BEGIN DATA PROVIDED

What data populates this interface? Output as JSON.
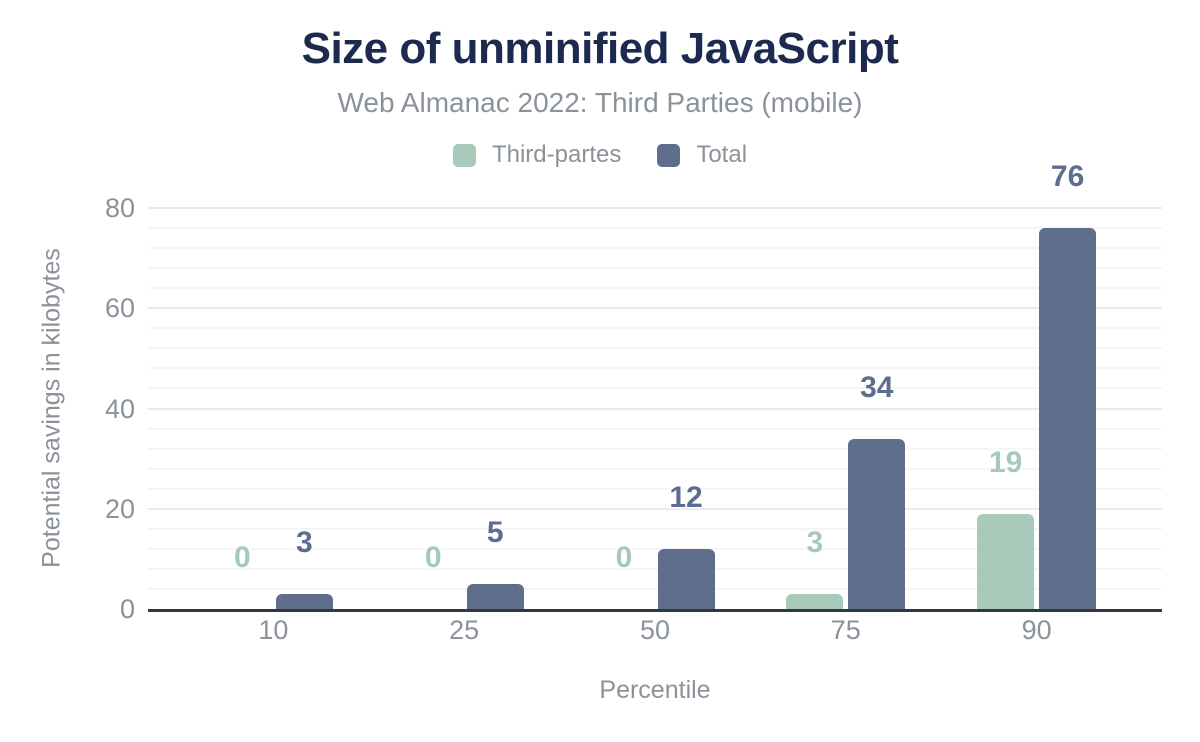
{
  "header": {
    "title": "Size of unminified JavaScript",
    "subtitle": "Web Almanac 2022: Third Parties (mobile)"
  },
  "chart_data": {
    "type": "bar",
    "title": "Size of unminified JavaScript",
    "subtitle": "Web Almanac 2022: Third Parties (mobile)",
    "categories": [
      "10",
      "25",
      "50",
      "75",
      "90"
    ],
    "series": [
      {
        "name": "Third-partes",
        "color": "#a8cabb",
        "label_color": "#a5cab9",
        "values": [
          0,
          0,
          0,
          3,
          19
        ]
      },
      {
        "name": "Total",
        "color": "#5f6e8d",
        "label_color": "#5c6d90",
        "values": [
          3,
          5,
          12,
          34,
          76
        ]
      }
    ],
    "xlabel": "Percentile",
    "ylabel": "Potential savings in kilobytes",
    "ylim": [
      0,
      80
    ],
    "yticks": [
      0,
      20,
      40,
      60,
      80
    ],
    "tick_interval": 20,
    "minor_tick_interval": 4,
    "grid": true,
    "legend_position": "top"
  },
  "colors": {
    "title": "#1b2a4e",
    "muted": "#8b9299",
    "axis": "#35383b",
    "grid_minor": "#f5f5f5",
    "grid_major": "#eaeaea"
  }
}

END DATA PROVIDED

## TASK
In the listing, find all lines with the string "mobile" and copy them.

## RESPONSE
    "subtitle": "Web Almanac 2022: Third Parties (mobile)"
    "subtitle": "Web Almanac 2022: Third Parties (mobile)",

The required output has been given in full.